▼

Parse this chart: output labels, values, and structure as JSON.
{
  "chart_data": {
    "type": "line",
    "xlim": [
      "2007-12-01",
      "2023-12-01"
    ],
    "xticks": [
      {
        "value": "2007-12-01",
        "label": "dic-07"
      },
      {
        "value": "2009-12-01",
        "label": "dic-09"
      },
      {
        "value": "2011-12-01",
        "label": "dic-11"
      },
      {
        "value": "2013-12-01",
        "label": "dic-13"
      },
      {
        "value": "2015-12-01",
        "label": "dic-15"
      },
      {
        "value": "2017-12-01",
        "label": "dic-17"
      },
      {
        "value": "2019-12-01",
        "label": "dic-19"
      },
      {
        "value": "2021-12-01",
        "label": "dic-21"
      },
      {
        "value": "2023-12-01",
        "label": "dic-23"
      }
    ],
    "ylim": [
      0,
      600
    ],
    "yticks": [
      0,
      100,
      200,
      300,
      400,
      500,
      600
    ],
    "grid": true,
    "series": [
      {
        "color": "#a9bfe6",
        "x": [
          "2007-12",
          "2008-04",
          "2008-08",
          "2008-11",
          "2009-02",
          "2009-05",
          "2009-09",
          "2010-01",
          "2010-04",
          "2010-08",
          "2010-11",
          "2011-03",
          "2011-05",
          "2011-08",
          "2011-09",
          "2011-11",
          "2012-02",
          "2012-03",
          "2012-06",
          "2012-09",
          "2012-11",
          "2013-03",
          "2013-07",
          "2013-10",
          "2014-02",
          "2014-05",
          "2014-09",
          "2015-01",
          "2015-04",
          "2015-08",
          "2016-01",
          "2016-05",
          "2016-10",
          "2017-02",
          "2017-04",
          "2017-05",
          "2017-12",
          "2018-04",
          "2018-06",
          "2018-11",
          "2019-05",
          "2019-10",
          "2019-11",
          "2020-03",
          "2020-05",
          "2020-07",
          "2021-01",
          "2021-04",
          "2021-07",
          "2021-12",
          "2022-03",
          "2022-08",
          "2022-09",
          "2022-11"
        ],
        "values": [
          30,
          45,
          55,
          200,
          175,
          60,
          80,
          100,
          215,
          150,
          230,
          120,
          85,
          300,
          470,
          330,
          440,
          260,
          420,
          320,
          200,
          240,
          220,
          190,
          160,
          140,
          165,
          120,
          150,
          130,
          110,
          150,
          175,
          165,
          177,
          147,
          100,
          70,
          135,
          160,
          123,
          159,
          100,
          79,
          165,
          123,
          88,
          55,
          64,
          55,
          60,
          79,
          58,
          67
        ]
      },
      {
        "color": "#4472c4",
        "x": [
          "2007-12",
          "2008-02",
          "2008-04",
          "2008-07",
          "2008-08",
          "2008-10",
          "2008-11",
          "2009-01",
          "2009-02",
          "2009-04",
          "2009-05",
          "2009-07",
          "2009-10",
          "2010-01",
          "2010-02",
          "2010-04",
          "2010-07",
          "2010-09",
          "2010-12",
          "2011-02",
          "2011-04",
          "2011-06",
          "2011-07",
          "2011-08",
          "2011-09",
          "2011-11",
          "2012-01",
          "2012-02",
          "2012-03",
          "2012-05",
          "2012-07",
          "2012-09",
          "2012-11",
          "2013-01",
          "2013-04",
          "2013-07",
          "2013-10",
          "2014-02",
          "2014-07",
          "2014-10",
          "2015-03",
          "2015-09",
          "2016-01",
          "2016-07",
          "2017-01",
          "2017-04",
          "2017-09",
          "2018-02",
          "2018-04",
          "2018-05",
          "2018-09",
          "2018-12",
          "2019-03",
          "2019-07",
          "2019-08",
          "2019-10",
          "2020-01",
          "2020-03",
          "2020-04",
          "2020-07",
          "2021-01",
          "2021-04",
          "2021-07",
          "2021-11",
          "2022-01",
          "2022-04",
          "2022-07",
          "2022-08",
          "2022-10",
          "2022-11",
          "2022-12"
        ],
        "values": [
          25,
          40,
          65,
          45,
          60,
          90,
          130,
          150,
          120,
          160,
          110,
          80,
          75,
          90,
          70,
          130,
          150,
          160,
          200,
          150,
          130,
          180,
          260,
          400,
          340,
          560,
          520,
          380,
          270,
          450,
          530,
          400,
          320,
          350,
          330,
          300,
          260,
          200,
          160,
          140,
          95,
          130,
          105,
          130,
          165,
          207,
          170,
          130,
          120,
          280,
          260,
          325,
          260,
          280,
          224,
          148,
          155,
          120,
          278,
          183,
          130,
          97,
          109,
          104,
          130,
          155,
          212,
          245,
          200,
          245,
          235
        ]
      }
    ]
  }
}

▲

What is asked: Nothing should be left out: repeat all of the data exactly.

Exercise result:
Parse this chart: output labels, values, and structure as JSON.
{
  "chart_data": {
    "type": "line",
    "xlim": [
      "2007-12-01",
      "2023-12-01"
    ],
    "xticks": [
      {
        "value": "2007-12-01",
        "label": "dic-07"
      },
      {
        "value": "2009-12-01",
        "label": "dic-09"
      },
      {
        "value": "2011-12-01",
        "label": "dic-11"
      },
      {
        "value": "2013-12-01",
        "label": "dic-13"
      },
      {
        "value": "2015-12-01",
        "label": "dic-15"
      },
      {
        "value": "2017-12-01",
        "label": "dic-17"
      },
      {
        "value": "2019-12-01",
        "label": "dic-19"
      },
      {
        "value": "2021-12-01",
        "label": "dic-21"
      },
      {
        "value": "2023-12-01",
        "label": "dic-23"
      }
    ],
    "ylim": [
      0,
      600
    ],
    "yticks": [
      0,
      100,
      200,
      300,
      400,
      500,
      600
    ],
    "grid": true,
    "series": [
      {
        "color": "#a9bfe6",
        "x": [
          "2007-12",
          "2008-04",
          "2008-08",
          "2008-11",
          "2009-02",
          "2009-05",
          "2009-09",
          "2010-01",
          "2010-04",
          "2010-08",
          "2010-11",
          "2011-03",
          "2011-05",
          "2011-08",
          "2011-09",
          "2011-11",
          "2012-02",
          "2012-03",
          "2012-06",
          "2012-09",
          "2012-11",
          "2013-03",
          "2013-07",
          "2013-10",
          "2014-02",
          "2014-05",
          "2014-09",
          "2015-01",
          "2015-04",
          "2015-08",
          "2016-01",
          "2016-05",
          "2016-10",
          "2017-02",
          "2017-04",
          "2017-05",
          "2017-12",
          "2018-04",
          "2018-06",
          "2018-11",
          "2019-05",
          "2019-10",
          "2019-11",
          "2020-03",
          "2020-05",
          "2020-07",
          "2021-01",
          "2021-04",
          "2021-07",
          "2021-12",
          "2022-03",
          "2022-08",
          "2022-09",
          "2022-11"
        ],
        "values": [
          30,
          45,
          55,
          200,
          175,
          60,
          80,
          100,
          215,
          150,
          230,
          120,
          85,
          300,
          470,
          330,
          440,
          260,
          420,
          320,
          200,
          240,
          220,
          190,
          160,
          140,
          165,
          120,
          150,
          130,
          110,
          150,
          175,
          165,
          177,
          147,
          100,
          70,
          135,
          160,
          123,
          159,
          100,
          79,
          165,
          123,
          88,
          55,
          64,
          55,
          60,
          79,
          58,
          67
        ]
      },
      {
        "color": "#4472c4",
        "x": [
          "2007-12",
          "2008-02",
          "2008-04",
          "2008-07",
          "2008-08",
          "2008-10",
          "2008-11",
          "2009-01",
          "2009-02",
          "2009-04",
          "2009-05",
          "2009-07",
          "2009-10",
          "2010-01",
          "2010-02",
          "2010-04",
          "2010-07",
          "2010-09",
          "2010-12",
          "2011-02",
          "2011-04",
          "2011-06",
          "2011-07",
          "2011-08",
          "2011-09",
          "2011-11",
          "2012-01",
          "2012-02",
          "2012-03",
          "2012-05",
          "2012-07",
          "2012-09",
          "2012-11",
          "2013-01",
          "2013-04",
          "2013-07",
          "2013-10",
          "2014-02",
          "2014-07",
          "2014-10",
          "2015-03",
          "2015-09",
          "2016-01",
          "2016-07",
          "2017-01",
          "2017-04",
          "2017-09",
          "2018-02",
          "2018-04",
          "2018-05",
          "2018-09",
          "2018-12",
          "2019-03",
          "2019-07",
          "2019-08",
          "2019-10",
          "2020-01",
          "2020-03",
          "2020-04",
          "2020-07",
          "2021-01",
          "2021-04",
          "2021-07",
          "2021-11",
          "2022-01",
          "2022-04",
          "2022-07",
          "2022-08",
          "2022-10",
          "2022-11",
          "2022-12"
        ],
        "values": [
          25,
          40,
          65,
          45,
          60,
          90,
          130,
          150,
          120,
          160,
          110,
          80,
          75,
          90,
          70,
          130,
          150,
          160,
          200,
          150,
          130,
          180,
          260,
          400,
          340,
          560,
          520,
          380,
          270,
          450,
          530,
          400,
          320,
          350,
          330,
          300,
          260,
          200,
          160,
          140,
          95,
          130,
          105,
          130,
          165,
          207,
          170,
          130,
          120,
          280,
          260,
          325,
          260,
          280,
          224,
          148,
          155,
          120,
          278,
          183,
          130,
          97,
          109,
          104,
          130,
          155,
          212,
          245,
          200,
          245,
          235
        ]
      }
    ]
  }
}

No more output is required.